> [Фрагмент текста]
——————————

Человек — временен. Кто может перенести эту мысль…
У, как я хочу вечного. "Раб времени", тысячелетия или минуты — все равно. У, как я не хочу этого "раба времени".
(1 июля 1912 г.).
* * *
Только горе открывает нам великое и святое.
До горя — прекрасное, доброе, даже большое. Но никогда именно великого, именно святого.
(1 июля 1912 г.).
* * *
Мы рождаемся для любви.
И насколько мы не исполнили любви, мы томимся на свете. И насколько мы не исполнили любви, мы будем наказаны на том свете.
(1 июля 1912 г.).
* * *
Не спас я мамочку от страшной болезни. А мог бы. Побольше бы внимания к ней, чем к нумизматике, к деньгам, к литературе.
Вот одна и вся моя боль. Не «Христос», нисколько, «Христос» и без меня обойдется. У него — много. А у мамочки — только я.
Я был поставлен на страже ее. И не устерег. Вот моя боль.
* * *
Жизнь требует верного глаза и твердой руки. Жизнь — не слезы, не вздохи, а борьба; и страшная борьба. Слезы — «дома», «внутри». Снаружи железо. И только тот дом крепок, который окружен железом.
Во мне было мало железа: и вот отчего мамочке было так трудно. Она везла воз и задыхалась; и защищала его. И боролась за меня.
И возничий упал. А я только оплакиваю его.
(2 июля 1912 г.).
* * *
Попы — медное войско около Христа.
Его слезы и страдания — ни капли в них. Отроду я не видал ни одного заплакавшего попа. Даже «некогда»; все «должность» и "служба".
Как «воины» они защищают Христа, но в каком-то отношении и погубляют его тайну и главное.
(может быть, только "наши попы"?
притом очевидно — не все).
(через 1/2 года после "пришла
мысль", т. е. после записи).
* * *
Между прочим, ни в ком я не видал такого равнодушного отношения к смерти, как у попов. "Эта метафизика нам нипочем".
(ну, это — не все), (через 1/2 года после "пришла мысль").
Но, однако, при всех порицаниях как страшно остаться без попов. Они содержат вечную возможность слез: позитивизм не содержит самой возможности, обещания.

——————————

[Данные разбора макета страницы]
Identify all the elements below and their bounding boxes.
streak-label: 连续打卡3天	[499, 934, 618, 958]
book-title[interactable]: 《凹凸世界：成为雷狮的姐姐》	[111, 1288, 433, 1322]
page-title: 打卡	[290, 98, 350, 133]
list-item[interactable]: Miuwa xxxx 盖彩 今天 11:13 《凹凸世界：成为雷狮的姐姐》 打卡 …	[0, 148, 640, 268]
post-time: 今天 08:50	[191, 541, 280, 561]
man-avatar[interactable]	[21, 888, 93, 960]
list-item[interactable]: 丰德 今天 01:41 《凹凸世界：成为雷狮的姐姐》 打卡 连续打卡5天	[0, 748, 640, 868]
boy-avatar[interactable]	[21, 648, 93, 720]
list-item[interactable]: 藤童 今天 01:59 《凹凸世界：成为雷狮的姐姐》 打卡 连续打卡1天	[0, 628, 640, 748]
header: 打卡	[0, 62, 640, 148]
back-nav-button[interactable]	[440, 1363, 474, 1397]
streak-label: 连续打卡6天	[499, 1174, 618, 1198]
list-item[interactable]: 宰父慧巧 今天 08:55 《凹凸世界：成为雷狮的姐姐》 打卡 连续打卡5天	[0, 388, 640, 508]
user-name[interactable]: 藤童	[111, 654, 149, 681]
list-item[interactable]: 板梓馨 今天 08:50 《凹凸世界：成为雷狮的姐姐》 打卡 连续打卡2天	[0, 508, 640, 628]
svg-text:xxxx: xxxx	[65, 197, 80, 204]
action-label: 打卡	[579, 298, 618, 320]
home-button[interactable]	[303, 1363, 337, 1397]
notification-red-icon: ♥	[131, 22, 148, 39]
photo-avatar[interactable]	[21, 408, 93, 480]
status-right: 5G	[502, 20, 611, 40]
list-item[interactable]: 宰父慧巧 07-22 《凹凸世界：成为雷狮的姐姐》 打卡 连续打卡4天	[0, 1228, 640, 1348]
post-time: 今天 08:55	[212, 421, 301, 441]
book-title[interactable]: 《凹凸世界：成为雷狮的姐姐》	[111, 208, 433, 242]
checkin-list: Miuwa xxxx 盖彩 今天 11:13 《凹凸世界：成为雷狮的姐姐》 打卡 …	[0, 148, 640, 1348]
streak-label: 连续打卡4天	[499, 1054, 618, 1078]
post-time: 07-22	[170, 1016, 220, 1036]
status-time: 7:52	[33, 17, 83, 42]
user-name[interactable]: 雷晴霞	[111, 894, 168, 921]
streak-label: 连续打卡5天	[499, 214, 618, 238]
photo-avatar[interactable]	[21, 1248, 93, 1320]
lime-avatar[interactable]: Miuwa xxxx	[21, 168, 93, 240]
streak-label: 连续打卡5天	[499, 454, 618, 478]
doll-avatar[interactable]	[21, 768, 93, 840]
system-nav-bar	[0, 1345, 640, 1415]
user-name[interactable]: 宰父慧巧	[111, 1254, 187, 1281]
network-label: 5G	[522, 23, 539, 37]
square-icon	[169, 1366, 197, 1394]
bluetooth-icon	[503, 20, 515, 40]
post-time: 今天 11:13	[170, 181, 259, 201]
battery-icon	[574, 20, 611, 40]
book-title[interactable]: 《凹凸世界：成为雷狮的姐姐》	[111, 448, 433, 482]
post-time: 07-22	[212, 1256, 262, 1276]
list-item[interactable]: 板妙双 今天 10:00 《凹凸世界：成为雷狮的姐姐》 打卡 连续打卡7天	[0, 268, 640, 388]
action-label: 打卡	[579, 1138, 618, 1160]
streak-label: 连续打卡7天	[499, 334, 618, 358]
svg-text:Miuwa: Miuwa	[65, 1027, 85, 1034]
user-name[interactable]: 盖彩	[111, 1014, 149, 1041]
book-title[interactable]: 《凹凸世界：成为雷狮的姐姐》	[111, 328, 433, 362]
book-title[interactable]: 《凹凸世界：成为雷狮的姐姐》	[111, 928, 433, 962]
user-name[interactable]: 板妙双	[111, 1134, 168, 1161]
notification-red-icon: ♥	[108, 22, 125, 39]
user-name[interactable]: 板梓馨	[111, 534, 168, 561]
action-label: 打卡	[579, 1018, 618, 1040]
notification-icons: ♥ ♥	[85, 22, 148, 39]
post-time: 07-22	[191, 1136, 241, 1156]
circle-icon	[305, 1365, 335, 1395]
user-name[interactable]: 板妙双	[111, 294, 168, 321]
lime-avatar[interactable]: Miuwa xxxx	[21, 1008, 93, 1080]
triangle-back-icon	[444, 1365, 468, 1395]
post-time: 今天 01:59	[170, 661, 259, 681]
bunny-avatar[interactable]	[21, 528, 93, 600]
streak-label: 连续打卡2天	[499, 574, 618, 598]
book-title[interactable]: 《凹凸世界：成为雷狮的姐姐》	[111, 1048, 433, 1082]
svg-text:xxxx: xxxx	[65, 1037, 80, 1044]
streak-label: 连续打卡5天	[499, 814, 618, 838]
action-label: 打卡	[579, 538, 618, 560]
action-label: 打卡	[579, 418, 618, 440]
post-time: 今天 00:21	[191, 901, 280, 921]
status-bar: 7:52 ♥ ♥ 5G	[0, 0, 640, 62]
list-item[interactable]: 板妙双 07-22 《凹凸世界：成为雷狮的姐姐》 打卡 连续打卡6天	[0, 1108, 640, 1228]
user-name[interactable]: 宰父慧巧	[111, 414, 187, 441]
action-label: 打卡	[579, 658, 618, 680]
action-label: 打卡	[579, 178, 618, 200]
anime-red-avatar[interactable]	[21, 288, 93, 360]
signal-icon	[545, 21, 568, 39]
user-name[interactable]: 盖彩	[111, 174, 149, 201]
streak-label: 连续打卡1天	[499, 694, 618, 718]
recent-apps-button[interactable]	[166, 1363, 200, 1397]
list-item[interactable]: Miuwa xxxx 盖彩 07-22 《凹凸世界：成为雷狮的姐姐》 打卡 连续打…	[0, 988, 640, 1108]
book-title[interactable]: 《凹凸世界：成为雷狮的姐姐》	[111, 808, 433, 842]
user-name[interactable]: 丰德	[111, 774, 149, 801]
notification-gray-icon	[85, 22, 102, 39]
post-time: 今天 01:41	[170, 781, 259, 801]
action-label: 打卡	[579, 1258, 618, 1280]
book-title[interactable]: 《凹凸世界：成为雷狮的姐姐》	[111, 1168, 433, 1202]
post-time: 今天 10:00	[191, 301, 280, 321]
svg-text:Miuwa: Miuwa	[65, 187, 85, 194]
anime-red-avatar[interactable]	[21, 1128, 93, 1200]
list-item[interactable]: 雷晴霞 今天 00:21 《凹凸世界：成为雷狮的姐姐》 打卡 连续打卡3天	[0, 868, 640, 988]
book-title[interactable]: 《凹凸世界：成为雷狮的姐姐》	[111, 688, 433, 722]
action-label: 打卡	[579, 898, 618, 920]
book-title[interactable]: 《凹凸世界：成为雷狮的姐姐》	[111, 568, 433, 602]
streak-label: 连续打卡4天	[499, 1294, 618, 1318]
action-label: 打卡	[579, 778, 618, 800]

——————————

> [Рабочее задание 1] Пожалуйста, перечислите по фрагменту всё, чему, по собственному признанию пишущего, он уделял больше внимания, чем мамочке.
> [Рабочее задание 2]
Ответьте по фрагменту на вопросы:
(a) Для чего мы рождаемся?
(b) Чем названы попы по отношению к Христу?
(c) Чего, согласно фрагменту, не содержит позитивизм?
> [Рабочее задание 3] Переведите из фрагмента на английский язык предложение «Только горе открывает нам великое и святое».

> [Письменный ответ 1]
- нумизматика
- деньги
- литература

> [Письменный ответ 2]
(a) Для любви.
(b) Медным войском около Христа.
(c) Самой возможности, обещания (слез).

> [Письменный ответ 3] Only grief reveals to us the great and the holy.